- _EXERCISE OBJECTIVE_:
From the listing below, extract every line in which the word "name" appears.

- _EXCERPTED DATA_:
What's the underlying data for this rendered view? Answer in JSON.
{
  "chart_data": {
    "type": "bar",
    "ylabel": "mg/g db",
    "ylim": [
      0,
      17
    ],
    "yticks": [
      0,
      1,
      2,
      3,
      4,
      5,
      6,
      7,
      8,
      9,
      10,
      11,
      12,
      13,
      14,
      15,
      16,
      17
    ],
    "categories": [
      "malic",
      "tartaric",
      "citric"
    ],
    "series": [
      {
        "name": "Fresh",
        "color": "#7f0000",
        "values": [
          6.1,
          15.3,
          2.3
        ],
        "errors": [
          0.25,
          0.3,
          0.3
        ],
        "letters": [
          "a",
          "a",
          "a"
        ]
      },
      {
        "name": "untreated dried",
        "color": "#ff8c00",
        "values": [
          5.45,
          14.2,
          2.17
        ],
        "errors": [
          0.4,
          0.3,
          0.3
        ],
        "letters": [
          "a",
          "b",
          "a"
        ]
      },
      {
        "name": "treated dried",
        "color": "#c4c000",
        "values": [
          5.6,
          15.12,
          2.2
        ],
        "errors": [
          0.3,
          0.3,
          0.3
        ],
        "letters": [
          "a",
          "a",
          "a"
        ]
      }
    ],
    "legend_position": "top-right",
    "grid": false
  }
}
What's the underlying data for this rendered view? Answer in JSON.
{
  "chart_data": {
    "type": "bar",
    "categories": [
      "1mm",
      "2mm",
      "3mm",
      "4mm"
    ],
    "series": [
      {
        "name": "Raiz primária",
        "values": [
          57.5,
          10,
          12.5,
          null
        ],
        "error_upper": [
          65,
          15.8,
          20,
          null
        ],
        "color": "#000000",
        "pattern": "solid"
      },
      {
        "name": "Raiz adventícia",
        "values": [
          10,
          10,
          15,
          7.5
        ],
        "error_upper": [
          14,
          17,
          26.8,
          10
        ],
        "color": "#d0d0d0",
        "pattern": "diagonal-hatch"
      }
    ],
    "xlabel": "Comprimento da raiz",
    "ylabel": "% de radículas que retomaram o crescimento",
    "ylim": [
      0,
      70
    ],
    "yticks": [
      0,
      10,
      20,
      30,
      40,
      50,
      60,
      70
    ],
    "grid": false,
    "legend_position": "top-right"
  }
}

- _RESULT BELOW_:
        "name": "Fresh",
        "name": "untreated dried",
        "name": "treated dried",
        "name": "Raiz primária",
        "name": "Raiz adventícia",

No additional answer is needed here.